Des captages irréguliers ont par ailleurs été découverts sur les trois autres retenues exploitées par La Clusaz pour alimenter ses pistes.
Dans le même temps, la municipalité de La Clusaz agitait auprès de sa population le spectre de la pénurie d’eau potable pour faire avaler son projet de retenue à Beauregard.
La commune du Grand Bornand est également épinglée par l’OFB : non-respect du calendrier de pompage et des quantités pompées, absence de déclaration et non-conformité des installations. Au total, une dizaine de rapports auraient été fournis au préfet de Haute-Savoie depuis 2020.
Blast a mis en lumière les stratagèmes utilisés par l’industrie du ski en Haute-Savoie pour détourner illégalement de l’eau pour les canons à neige, sous les yeux fermés du préfet. Il aura fallu attendre les révélations des médias pour qu’il commence à agir. Une semaine après les révélations de Blast, la préfecture a mis en demeure les gestionnaires des stations de Praz de Lys-Sommand et des Brasses. Des stations du Grand massif sont aussi concernées par des irrégularités.
La mobilité pas durable
L’impact majeur des Jeux olympiques est lié au transport des athlètes et de tous les spectateurs, en particulier leur arrivée en avion et en voiture majoritairement, sur les lieux des épreuves. L’étude de l’impact d’une journée de ski montre qu’en moyenne, 52% du bilan carbone d’un skieur provient de ses transports pour arriver dans la station.
L’offre ferroviaire pour accéder aux stations des Alpes en général et à celles de Haute-Savoie en particulier est très insuffisante. La modernisation des voies ferrées entourant le massif des Aravis (Aix – Annecy et Annemasse – La Roche – St Pierre) ne sont pas suffisamment soutenues politiquement et les délais d’études et de travaux de rénovation rendent l’objectif d’amélioration du ferroviaire inatteignable à l’horizon 2030.
D’ailleurs, les organisateurs ne misent pas sur le rail, mais sur une technologie comme l’hydrogène, loin d’avoir fait ses preuves et loin d’être vertueuse, puisque plus de 95% de l’hydrogène est fabriqué actuellement à partir d’énergies fossiles.
Les locaux repoussés, les problématiques de mobilité renforcées
En station, l’artificialisation des terres agricoles et naturelles est d’autant plus dramatique qu’elle sert à plus de 70% à des résidences secondaires inoccupées les trois quarts de l’année. Les habitants de ces stations et en particulier les jeunes ne trouvant plus de logements abordables, s’éloignent de l’activité des stations les obligeant à venir y travailler en voiture. La pression immobilière sera amplifiée par les JO 2030.

CONSIGNE A
Répondez à ces questions d'après l'extrait :
(i) Quelle part du bilan carbone d'un skieur provient en moyenne de ses transports pour arriver dans la station ?
(ii) Quelle proportion de l'hydrogène est actuellement fabriquée à partir d'énergies fossiles ?
(iii) Combien de rapports auraient été fournis au préfet de Haute-Savoie depuis 2020 ?
CONSIGNE B
Recopiez à l'identique le passage de l'extrait qui commence aux mots « La mobilité pas » et se termine après « dans la station. ».
Appuyez-vous uniquement sur l'extrait pour répondre.

ENREGISTREMENTS DE DONNÉES
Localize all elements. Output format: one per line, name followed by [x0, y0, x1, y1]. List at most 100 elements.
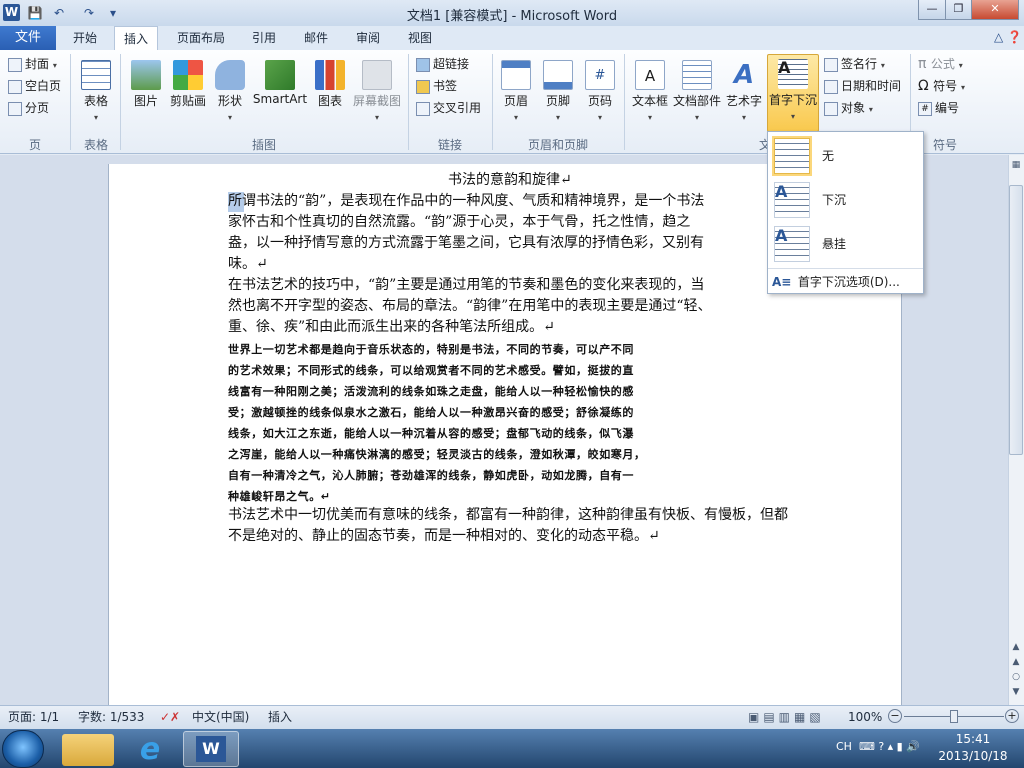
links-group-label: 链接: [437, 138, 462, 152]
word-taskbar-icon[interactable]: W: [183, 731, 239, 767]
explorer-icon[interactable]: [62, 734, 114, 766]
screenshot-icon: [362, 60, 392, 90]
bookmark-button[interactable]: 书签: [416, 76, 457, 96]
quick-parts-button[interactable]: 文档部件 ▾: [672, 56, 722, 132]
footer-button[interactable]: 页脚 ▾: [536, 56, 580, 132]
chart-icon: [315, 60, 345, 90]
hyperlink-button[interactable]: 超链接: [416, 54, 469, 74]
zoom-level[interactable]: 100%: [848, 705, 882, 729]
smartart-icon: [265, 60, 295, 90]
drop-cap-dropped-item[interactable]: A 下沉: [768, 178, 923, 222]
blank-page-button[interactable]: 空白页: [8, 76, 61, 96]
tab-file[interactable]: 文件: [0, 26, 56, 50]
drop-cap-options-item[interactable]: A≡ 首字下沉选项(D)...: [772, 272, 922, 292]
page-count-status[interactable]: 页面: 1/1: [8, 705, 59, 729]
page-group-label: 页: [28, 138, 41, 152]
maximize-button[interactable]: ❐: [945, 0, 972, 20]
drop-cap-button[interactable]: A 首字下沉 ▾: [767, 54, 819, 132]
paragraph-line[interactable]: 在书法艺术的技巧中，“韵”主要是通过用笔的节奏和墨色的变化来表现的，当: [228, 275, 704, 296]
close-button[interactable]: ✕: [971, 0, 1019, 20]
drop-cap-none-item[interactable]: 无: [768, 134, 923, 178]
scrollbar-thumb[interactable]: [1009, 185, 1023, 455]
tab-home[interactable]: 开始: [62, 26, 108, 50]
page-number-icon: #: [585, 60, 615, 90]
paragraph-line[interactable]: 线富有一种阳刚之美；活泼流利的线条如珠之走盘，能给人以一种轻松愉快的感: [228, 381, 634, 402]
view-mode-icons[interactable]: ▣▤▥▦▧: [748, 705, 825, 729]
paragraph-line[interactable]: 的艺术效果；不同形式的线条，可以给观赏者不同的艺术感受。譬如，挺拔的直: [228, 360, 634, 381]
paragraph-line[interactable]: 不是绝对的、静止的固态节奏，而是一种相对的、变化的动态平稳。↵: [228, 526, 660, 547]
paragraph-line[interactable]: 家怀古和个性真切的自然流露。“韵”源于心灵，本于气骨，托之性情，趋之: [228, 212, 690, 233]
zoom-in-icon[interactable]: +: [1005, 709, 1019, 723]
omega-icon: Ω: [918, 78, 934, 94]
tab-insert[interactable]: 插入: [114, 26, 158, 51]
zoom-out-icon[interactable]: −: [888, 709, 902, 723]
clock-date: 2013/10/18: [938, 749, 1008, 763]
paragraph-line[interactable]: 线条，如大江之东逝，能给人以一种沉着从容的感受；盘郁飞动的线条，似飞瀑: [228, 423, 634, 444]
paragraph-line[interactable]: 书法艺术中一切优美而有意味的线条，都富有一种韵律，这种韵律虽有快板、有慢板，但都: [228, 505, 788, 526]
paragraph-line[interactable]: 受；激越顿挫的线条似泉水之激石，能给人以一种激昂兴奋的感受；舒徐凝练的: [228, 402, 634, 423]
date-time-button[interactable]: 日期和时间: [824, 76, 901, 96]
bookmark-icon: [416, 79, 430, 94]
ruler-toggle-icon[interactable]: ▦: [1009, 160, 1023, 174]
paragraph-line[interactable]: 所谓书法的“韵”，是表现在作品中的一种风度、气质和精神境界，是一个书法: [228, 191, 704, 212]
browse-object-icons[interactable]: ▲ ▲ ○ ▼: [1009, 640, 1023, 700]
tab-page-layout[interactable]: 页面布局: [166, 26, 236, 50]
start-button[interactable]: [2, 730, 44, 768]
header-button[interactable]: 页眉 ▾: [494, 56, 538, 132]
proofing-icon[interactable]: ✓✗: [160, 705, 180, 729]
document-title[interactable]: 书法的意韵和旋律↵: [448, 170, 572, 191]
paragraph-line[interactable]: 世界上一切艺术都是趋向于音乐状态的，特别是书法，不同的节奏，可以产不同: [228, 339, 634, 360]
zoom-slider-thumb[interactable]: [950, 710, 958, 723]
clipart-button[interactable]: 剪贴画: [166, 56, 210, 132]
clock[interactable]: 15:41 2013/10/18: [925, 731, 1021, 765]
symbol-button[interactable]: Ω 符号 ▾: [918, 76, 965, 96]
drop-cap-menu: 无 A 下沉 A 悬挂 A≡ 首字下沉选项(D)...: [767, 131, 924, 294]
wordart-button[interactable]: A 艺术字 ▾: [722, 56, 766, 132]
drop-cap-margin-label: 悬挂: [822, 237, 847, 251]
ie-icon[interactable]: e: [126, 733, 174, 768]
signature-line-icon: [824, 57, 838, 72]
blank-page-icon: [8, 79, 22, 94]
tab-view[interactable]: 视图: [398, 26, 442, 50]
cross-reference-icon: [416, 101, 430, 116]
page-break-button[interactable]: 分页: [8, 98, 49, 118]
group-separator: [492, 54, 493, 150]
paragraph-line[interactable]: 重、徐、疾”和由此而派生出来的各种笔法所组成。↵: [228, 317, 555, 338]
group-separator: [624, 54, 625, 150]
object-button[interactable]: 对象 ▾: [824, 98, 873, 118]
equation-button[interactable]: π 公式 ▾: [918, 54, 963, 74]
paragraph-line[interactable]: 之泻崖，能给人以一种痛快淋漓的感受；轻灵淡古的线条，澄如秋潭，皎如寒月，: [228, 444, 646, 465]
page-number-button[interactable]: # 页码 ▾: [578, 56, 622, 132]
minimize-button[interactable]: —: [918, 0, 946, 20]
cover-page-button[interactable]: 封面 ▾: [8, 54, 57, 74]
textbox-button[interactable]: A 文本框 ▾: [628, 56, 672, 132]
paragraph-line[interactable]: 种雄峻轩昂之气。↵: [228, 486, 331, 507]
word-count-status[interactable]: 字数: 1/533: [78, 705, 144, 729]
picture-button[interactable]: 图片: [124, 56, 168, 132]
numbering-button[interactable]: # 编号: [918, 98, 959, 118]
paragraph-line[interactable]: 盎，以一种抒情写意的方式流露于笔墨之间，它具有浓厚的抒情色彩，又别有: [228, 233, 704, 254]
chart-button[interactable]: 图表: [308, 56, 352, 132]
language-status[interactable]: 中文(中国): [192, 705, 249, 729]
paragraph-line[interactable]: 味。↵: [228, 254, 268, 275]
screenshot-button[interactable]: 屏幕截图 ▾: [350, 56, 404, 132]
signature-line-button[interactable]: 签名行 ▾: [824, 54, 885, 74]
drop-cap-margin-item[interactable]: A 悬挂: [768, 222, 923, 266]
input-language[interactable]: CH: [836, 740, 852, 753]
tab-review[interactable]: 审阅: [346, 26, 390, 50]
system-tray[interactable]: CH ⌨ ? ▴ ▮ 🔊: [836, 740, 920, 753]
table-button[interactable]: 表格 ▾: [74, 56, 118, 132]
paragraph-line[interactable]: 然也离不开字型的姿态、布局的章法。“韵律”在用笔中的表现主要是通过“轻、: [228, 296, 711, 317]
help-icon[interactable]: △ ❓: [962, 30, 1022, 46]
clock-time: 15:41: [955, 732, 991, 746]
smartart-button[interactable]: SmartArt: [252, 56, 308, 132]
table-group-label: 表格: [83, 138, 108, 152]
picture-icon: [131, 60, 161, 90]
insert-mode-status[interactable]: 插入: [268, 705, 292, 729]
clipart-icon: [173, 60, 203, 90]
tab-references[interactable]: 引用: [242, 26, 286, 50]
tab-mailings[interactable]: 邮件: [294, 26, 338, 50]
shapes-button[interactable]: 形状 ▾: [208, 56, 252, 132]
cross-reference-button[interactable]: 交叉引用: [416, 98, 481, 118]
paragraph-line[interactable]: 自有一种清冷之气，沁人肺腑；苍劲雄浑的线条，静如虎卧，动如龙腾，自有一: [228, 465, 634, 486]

==

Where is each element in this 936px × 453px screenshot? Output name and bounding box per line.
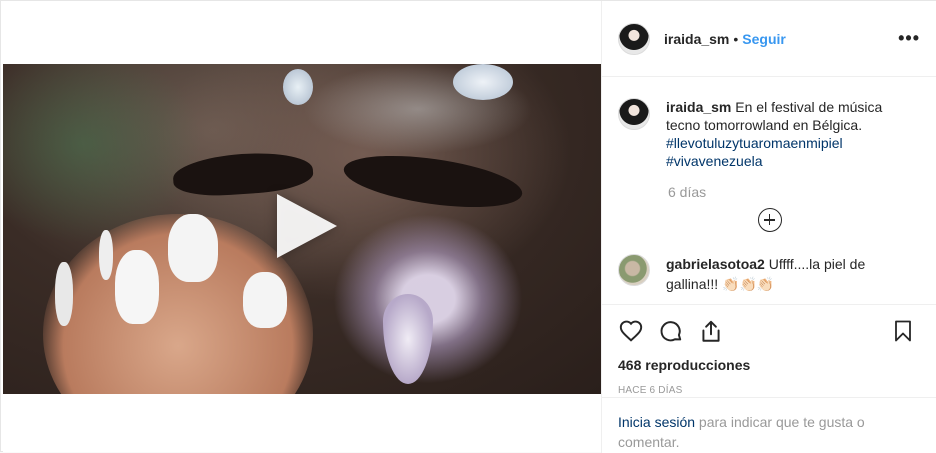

RÉPONSE A
(i) 52 %
(ii) Plus de 95 %
(iii) Une dizaine

RÉPONSE B
La mobilité pas durable
L’impact majeur des Jeux olympiques est lié au transport des athlètes et de tous les spectateurs, en particulier leur arrivée en avion et en voiture majoritairement, sur les lieux des épreuves. L’étude de l’impact d’une journée de ski montre qu’en moyenne, 52% du bilan carbone d’un skieur provient de ses transports pour arriver dans la station.